>> START PROVIDED ENTRIES

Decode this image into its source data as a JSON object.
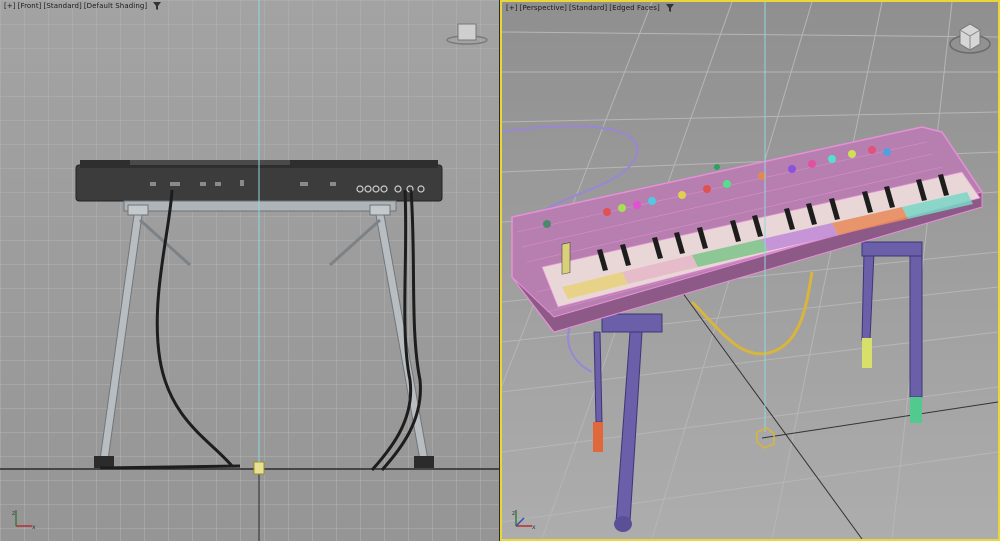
{
  "viewports": {
    "front": {
      "labels": [
        "[+]",
        "[Front]",
        "[Standard]",
        "[Default Shading]"
      ],
      "filter_icon": "filter-icon",
      "cube_icon": "view-cube-icon",
      "axis_icon": "axis-tripod-icon"
    },
    "perspective": {
      "labels": [
        "[+]",
        "[Perspective]",
        "[Standard]",
        "[Edged Faces]"
      ],
      "filter_icon": "filter-icon",
      "cube_icon": "view-cube-icon",
      "axis_icon": "axis-tripod-icon",
      "active_border_color": "#e8d63a"
    }
  },
  "colors": {
    "front_bg": "#a0a0a0",
    "perspective_bg": "#9c9c9c",
    "grid_line": "#b4b4b4",
    "wire_pink": "#e78fd8",
    "stand_purple": "#6a5fa8",
    "cable_yellow": "#d9b53b",
    "cable_purple": "#9a86d6",
    "pivot_cyan": "#8fd8e0"
  }
}
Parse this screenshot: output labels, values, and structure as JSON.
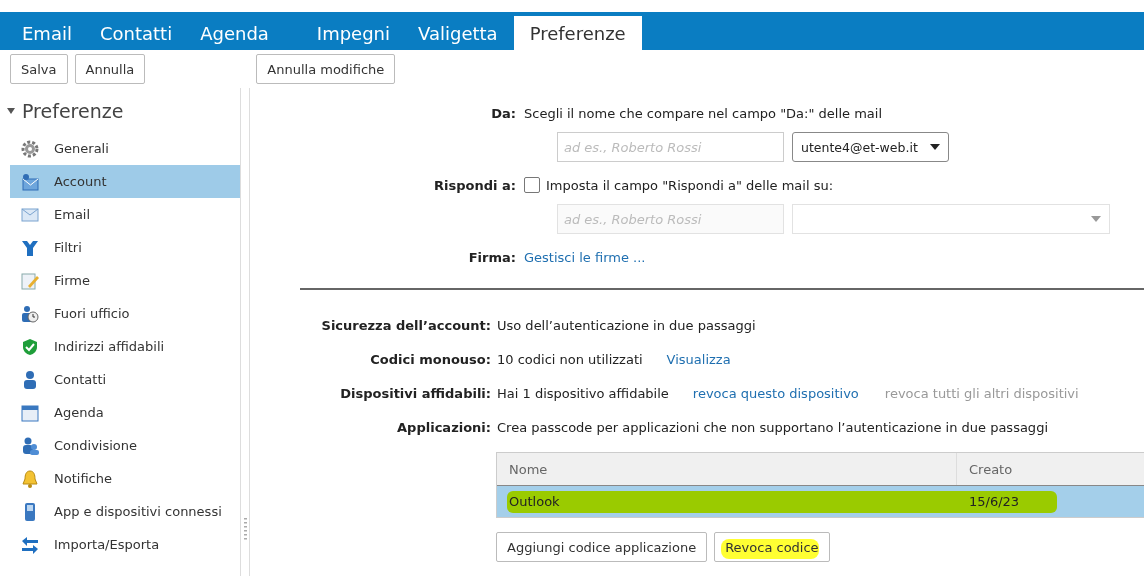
{
  "tabs": [
    {
      "label": "Email",
      "selected": false
    },
    {
      "label": "Contatti",
      "selected": false
    },
    {
      "label": "Agenda",
      "selected": false
    },
    {
      "label": "Impegni",
      "selected": false
    },
    {
      "label": "Valigetta",
      "selected": false
    },
    {
      "label": "Preferenze",
      "selected": true
    }
  ],
  "toolbar": {
    "left_buttons": [
      "Salva",
      "Annulla"
    ],
    "right_buttons": [
      "Annulla modifiche"
    ]
  },
  "sidebar": {
    "title": "Preferenze",
    "expanded": true,
    "items": [
      {
        "label": "Generali",
        "selected": false
      },
      {
        "label": "Account",
        "selected": true
      },
      {
        "label": "Email",
        "selected": false
      },
      {
        "label": "Filtri",
        "selected": false
      },
      {
        "label": "Firme",
        "selected": false
      },
      {
        "label": "Fuori ufficio",
        "selected": false
      },
      {
        "label": "Indirizzi affidabili",
        "selected": false
      },
      {
        "label": "Contatti",
        "selected": false
      },
      {
        "label": "Agenda",
        "selected": false
      },
      {
        "label": "Condivisione",
        "selected": false
      },
      {
        "label": "Notifiche",
        "selected": false
      },
      {
        "label": "App e dispositivi connessi",
        "selected": false
      },
      {
        "label": "Importa/Esporta",
        "selected": false
      }
    ]
  },
  "sent_settings": {
    "from": {
      "label": "Da:",
      "text": "Scegli il nome che compare nel campo \"Da:\" delle mail",
      "name_placeholder": "ad es., Roberto Rossi",
      "address": "utente4@et-web.it"
    },
    "reply_to": {
      "label": "Rispondi a:",
      "checked": false,
      "text": "Imposta il campo \"Rispondi a\" delle mail su:",
      "name_placeholder": "ad es., Roberto Rossi"
    },
    "signature": {
      "label": "Firma:",
      "link": "Gestisci le firme ..."
    }
  },
  "security": [
    {
      "label": "Sicurezza dell’account:",
      "text": "Uso dell’autenticazione in due passaggi"
    },
    {
      "label": "Codici monouso:",
      "text": "10 codici non utilizzati",
      "links": [
        {
          "text": "Visualizza",
          "disabled": false
        }
      ]
    },
    {
      "label": "Dispositivi affidabili:",
      "text": "Hai 1 dispositivo affidabile",
      "links": [
        {
          "text": "revoca questo dispositivo",
          "disabled": false
        },
        {
          "text": "revoca tutti gli altri dispositivi",
          "disabled": true
        }
      ]
    },
    {
      "label": "Applicazioni:",
      "text": "Crea passcode per applicazioni che non supportano l’autenticazione in due passaggi"
    }
  ],
  "app_table": {
    "columns": [
      "Nome",
      "Creato"
    ],
    "rows": [
      {
        "cells": [
          "Outlook",
          "15/6/23"
        ],
        "selected": true,
        "highlighted": true
      }
    ]
  },
  "app_buttons": [
    {
      "label": "Aggiungi codice applicazione",
      "highlighted": false
    },
    {
      "label": "Revoca codice",
      "highlighted": true
    }
  ]
}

>> END PROVIDED ENTRIES

PROBLEM DESCRIPTION - Leave out the pictures, and give all the records again exactly.

REPLY -
Decode this image into its source data as a JSON object.
{
  "viewports": {
    "front": {
      "labels": [
        "[+]",
        "[Front]",
        "[Standard]",
        "[Default Shading]"
      ],
      "filter_icon": "filter-icon",
      "cube_icon": "view-cube-icon",
      "axis_icon": "axis-tripod-icon"
    },
    "perspective": {
      "labels": [
        "[+]",
        "[Perspective]",
        "[Standard]",
        "[Edged Faces]"
      ],
      "filter_icon": "filter-icon",
      "cube_icon": "view-cube-icon",
      "axis_icon": "axis-tripod-icon",
      "active_border_color": "#e8d63a"
    }
  },
  "colors": {
    "front_bg": "#a0a0a0",
    "perspective_bg": "#9c9c9c",
    "grid_line": "#b4b4b4",
    "wire_pink": "#e78fd8",
    "stand_purple": "#6a5fa8",
    "cable_yellow": "#d9b53b",
    "cable_purple": "#9a86d6",
    "pivot_cyan": "#8fd8e0"
  }
}
Parse this screenshot: output labels, values, and structure as JSON.
{
  "tabs": [
    {
      "label": "Email",
      "selected": false
    },
    {
      "label": "Contatti",
      "selected": false
    },
    {
      "label": "Agenda",
      "selected": false
    },
    {
      "label": "Impegni",
      "selected": false
    },
    {
      "label": "Valigetta",
      "selected": false
    },
    {
      "label": "Preferenze",
      "selected": true
    }
  ],
  "toolbar": {
    "left_buttons": [
      "Salva",
      "Annulla"
    ],
    "right_buttons": [
      "Annulla modifiche"
    ]
  },
  "sidebar": {
    "title": "Preferenze",
    "expanded": true,
    "items": [
      {
        "label": "Generali",
        "selected": false
      },
      {
        "label": "Account",
        "selected": true
      },
      {
        "label": "Email",
        "selected": false
      },
      {
        "label": "Filtri",
        "selected": false
      },
      {
        "label": "Firme",
        "selected": false
      },
      {
        "label": "Fuori ufficio",
        "selected": false
      },
      {
        "label": "Indirizzi affidabili",
        "selected": false
      },
      {
        "label": "Contatti",
        "selected": false
      },
      {
        "label": "Agenda",
        "selected": false
      },
      {
        "label": "Condivisione",
        "selected": false
      },
      {
        "label": "Notifiche",
        "selected": false
      },
      {
        "label": "App e dispositivi connessi",
        "selected": false
      },
      {
        "label": "Importa/Esporta",
        "selected": false
      }
    ]
  },
  "sent_settings": {
    "from": {
      "label": "Da:",
      "text": "Scegli il nome che compare nel campo \"Da:\" delle mail",
      "name_placeholder": "ad es., Roberto Rossi",
      "address": "utente4@et-web.it"
    },
    "reply_to": {
      "label": "Rispondi a:",
      "checked": false,
      "text": "Imposta il campo \"Rispondi a\" delle mail su:",
      "name_placeholder": "ad es., Roberto Rossi"
    },
    "signature": {
      "label": "Firma:",
      "link": "Gestisci le firme ..."
    }
  },
  "security": [
    {
      "label": "Sicurezza dell’account:",
      "text": "Uso dell’autenticazione in due passaggi"
    },
    {
      "label": "Codici monouso:",
      "text": "10 codici non utilizzati",
      "links": [
        {
          "text": "Visualizza",
          "disabled": false
        }
      ]
    },
    {
      "label": "Dispositivi affidabili:",
      "text": "Hai 1 dispositivo affidabile",
      "links": [
        {
          "text": "revoca questo dispositivo",
          "disabled": false
        },
        {
          "text": "revoca tutti gli altri dispositivi",
          "disabled": true
        }
      ]
    },
    {
      "label": "Applicazioni:",
      "text": "Crea passcode per applicazioni che non supportano l’autenticazione in due passaggi"
    }
  ],
  "app_table": {
    "columns": [
      "Nome",
      "Creato"
    ],
    "rows": [
      {
        "cells": [
          "Outlook",
          "15/6/23"
        ],
        "selected": true,
        "highlighted": true
      }
    ]
  },
  "app_buttons": [
    {
      "label": "Aggiungi codice applicazione",
      "highlighted": false
    },
    {
      "label": "Revoca codice",
      "highlighted": true
    }
  ]
}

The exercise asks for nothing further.